§ WHAT YOU ARE ASKED TO DO: Print each of the entries exactly, leaving nothing out.

——

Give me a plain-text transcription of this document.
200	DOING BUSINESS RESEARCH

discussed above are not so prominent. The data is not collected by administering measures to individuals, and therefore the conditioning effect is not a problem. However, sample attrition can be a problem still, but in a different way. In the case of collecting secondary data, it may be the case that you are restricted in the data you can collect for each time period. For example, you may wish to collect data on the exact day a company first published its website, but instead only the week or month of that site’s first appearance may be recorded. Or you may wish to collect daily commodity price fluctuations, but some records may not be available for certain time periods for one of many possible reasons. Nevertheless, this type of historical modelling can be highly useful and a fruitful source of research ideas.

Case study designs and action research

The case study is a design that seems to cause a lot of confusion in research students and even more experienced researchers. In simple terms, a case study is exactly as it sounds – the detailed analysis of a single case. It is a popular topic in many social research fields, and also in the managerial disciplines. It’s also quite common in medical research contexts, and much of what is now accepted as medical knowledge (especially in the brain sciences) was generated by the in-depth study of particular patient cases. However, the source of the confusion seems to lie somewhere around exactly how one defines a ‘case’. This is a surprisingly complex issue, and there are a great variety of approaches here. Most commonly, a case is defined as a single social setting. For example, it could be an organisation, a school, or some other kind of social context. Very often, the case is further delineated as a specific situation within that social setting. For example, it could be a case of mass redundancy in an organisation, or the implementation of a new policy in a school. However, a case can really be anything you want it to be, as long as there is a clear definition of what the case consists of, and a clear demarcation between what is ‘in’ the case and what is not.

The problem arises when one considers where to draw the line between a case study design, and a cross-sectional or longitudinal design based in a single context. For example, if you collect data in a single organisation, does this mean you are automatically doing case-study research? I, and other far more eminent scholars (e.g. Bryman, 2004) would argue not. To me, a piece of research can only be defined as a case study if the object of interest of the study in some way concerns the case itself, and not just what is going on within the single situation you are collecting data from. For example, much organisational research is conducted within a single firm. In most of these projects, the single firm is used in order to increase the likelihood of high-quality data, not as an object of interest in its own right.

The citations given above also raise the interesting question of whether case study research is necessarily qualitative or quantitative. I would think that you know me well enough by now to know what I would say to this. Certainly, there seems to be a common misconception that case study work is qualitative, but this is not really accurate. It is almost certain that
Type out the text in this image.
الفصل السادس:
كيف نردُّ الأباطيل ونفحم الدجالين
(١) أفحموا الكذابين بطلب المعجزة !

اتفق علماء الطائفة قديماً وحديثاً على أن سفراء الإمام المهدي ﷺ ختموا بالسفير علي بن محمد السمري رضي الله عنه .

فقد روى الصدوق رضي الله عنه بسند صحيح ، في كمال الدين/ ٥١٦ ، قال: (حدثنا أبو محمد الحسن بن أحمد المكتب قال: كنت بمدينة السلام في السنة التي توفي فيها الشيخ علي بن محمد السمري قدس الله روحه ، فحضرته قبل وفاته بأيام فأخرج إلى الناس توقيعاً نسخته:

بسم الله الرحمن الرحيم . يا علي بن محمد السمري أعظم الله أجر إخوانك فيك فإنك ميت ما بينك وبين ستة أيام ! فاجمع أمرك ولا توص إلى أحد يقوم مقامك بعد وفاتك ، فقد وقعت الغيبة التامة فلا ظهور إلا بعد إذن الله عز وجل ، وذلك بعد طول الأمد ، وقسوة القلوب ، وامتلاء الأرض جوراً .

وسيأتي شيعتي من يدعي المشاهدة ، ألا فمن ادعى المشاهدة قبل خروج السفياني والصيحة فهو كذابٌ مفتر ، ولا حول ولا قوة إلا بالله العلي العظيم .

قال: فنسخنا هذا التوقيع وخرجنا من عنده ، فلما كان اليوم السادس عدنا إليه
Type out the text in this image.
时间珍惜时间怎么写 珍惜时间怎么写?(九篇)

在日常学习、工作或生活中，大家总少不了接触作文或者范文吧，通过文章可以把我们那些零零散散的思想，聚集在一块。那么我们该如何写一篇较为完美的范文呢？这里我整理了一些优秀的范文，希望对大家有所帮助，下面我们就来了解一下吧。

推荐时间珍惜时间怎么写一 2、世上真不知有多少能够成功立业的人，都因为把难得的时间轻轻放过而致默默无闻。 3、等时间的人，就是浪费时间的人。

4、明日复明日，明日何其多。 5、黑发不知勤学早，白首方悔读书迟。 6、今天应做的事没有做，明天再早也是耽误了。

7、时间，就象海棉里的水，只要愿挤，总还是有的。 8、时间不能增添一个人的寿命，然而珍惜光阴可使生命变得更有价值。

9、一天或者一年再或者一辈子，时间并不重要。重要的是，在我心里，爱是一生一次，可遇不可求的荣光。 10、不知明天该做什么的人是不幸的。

——

§ RESPONSE BELOW:
Give me a plain-text transcription of this document.
200	DOING BUSINESS RESEARCH

discussed above are not so prominent. The data is not collected by administering measures to individuals, and therefore the conditioning effect is not a problem. However, sample attrition can be a problem still, but in a different way. In the case of collecting secondary data, it may be the case that you are restricted in the data you can collect for each time period. For example, you may wish to collect data on the exact day a company first published its website, but instead only the week or month of that site’s first appearance may be recorded. Or you may wish to collect daily commodity price fluctuations, but some records may not be available for certain time periods for one of many possible reasons. Nevertheless, this type of historical modelling can be highly useful and a fruitful source of research ideas.

Case study designs and action research

The case study is a design that seems to cause a lot of confusion in research students and even more experienced researchers. In simple terms, a case study is exactly as it sounds – the detailed analysis of a single case. It is a popular topic in many social research fields, and also in the managerial disciplines. It’s also quite common in medical research contexts, and much of what is now accepted as medical knowledge (especially in the brain sciences) was generated by the in-depth study of particular patient cases. However, the source of the confusion seems to lie somewhere around exactly how one defines a ‘case’. This is a surprisingly complex issue, and there are a great variety of approaches here. Most commonly, a case is defined as a single social setting. For example, it could be an organisation, a school, or some other kind of social context. Very often, the case is further delineated as a specific situation within that social setting. For example, it could be a case of mass redundancy in an organisation, or the implementation of a new policy in a school. However, a case can really be anything you want it to be, as long as there is a clear definition of what the case consists of, and a clear demarcation between what is ‘in’ the case and what is not.

The problem arises when one considers where to draw the line between a case study design, and a cross-sectional or longitudinal design based in a single context. For example, if you collect data in a single organisation, does this mean you are automatically doing case-study research? I, and other far more eminent scholars (e.g. Bryman, 2004) would argue not. To me, a piece of research can only be defined as a case study if the object of interest of the study in some way concerns the case itself, and not just what is going on within the single situation you are collecting data from. For example, much organisational research is conducted within a single firm. In most of these projects, the single firm is used in order to increase the likelihood of high-quality data, not as an object of interest in its own right.

The citations given above also raise the interesting question of whether case study research is necessarily qualitative or quantitative. I would think that you know me well enough by now to know what I would say to this. Certainly, there seems to be a common misconception that case study work is qualitative, but this is not really accurate. It is almost certain that
Type out the text in this image.
الفصل السادس:
كيف نردُّ الأباطيل ونفحم الدجالين
(١) أفحموا الكذابين بطلب المعجزة !

اتفق علماء الطائفة قديماً وحديثاً على أن سفراء الإمام المهدي ﷺ ختموا بالسفير علي بن محمد السمري رضي الله عنه .

فقد روى الصدوق رضي الله عنه بسند صحيح ، في كمال الدين/ ٥١٦ ، قال: (حدثنا أبو محمد الحسن بن أحمد المكتب قال: كنت بمدينة السلام في السنة التي توفي فيها الشيخ علي بن محمد السمري قدس الله روحه ، فحضرته قبل وفاته بأيام فأخرج إلى الناس توقيعاً نسخته:

بسم الله الرحمن الرحيم . يا علي بن محمد السمري أعظم الله أجر إخوانك فيك فإنك ميت ما بينك وبين ستة أيام ! فاجمع أمرك ولا توص إلى أحد يقوم مقامك بعد وفاتك ، فقد وقعت الغيبة التامة فلا ظهور إلا بعد إذن الله عز وجل ، وذلك بعد طول الأمد ، وقسوة القلوب ، وامتلاء الأرض جوراً .

وسيأتي شيعتي من يدعي المشاهدة ، ألا فمن ادعى المشاهدة قبل خروج السفياني والصيحة فهو كذابٌ مفتر ، ولا حول ولا قوة إلا بالله العلي العظيم .

قال: فنسخنا هذا التوقيع وخرجنا من عنده ، فلما كان اليوم السادس عدنا إليه
Type out the text in this image.
时间珍惜时间怎么写 珍惜时间怎么写?(九篇)

在日常学习、工作或生活中，大家总少不了接触作文或者范文吧，通过文章可以把我们那些零零散散的思想，聚集在一块。那么我们该如何写一篇较为完美的范文呢？这里我整理了一些优秀的范文，希望对大家有所帮助，下面我们就来了解一下吧。

推荐时间珍惜时间怎么写一 2、世上真不知有多少能够成功立业的人，都因为把难得的时间轻轻放过而致默默无闻。 3、等时间的人，就是浪费时间的人。

4、明日复明日，明日何其多。 5、黑发不知勤学早，白首方悔读书迟。 6、今天应做的事没有做，明天再早也是耽误了。

7、时间，就象海棉里的水，只要愿挤，总还是有的。 8、时间不能增添一个人的寿命，然而珍惜光阴可使生命变得更有价值。

9、一天或者一年再或者一辈子，时间并不重要。重要的是，在我心里，爱是一生一次，可遇不可求的荣光。 10、不知明天该做什么的人是不幸的。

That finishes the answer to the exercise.